* Given request:
Go through the material and pull out every line with the string "from" in it.

* Data for processing:
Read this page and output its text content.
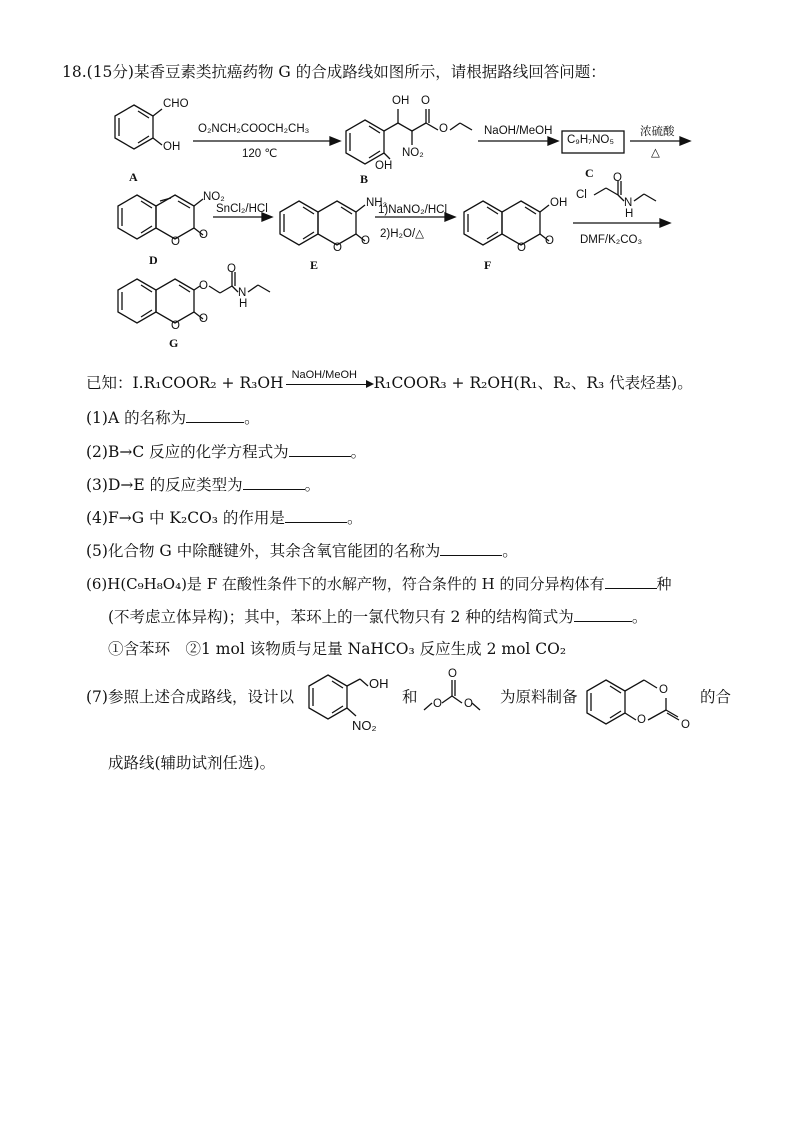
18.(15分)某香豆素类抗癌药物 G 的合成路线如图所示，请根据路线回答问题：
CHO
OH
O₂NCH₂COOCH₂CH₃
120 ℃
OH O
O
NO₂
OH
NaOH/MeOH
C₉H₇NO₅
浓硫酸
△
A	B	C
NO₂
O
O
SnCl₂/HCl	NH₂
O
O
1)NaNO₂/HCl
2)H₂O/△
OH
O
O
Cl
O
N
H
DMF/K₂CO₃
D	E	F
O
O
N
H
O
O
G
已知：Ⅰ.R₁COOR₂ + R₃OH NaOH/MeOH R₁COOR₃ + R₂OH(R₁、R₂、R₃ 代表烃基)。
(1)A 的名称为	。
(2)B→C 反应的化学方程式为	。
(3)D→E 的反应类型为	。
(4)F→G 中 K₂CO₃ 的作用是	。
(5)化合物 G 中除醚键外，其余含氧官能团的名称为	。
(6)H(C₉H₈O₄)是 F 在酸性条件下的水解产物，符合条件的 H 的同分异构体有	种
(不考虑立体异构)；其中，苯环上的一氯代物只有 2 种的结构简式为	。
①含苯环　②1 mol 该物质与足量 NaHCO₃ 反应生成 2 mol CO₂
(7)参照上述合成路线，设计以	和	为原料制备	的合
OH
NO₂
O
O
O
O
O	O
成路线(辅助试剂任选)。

--

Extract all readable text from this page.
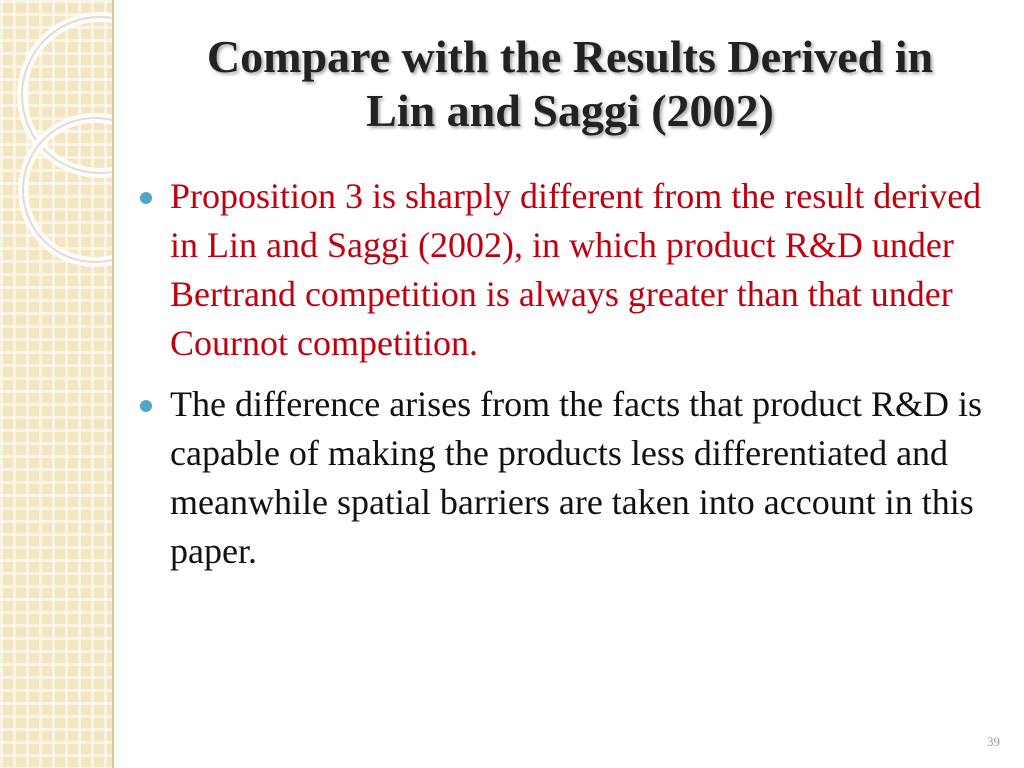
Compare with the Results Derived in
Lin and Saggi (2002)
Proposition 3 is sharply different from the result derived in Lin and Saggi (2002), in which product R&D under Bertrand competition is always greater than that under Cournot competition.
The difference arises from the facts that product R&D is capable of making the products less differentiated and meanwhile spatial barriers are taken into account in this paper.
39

* Task solution:
Extract all readable text from this page.
Proposition 3 is sharply different from the result derived in Lin and Saggi (2002), in which product R&D under Bertrand competition is always greater than that under Cournot competition.
The difference arises from the facts that product R&D is capable of making the products less differentiated and meanwhile spatial barriers are taken into account in this paper.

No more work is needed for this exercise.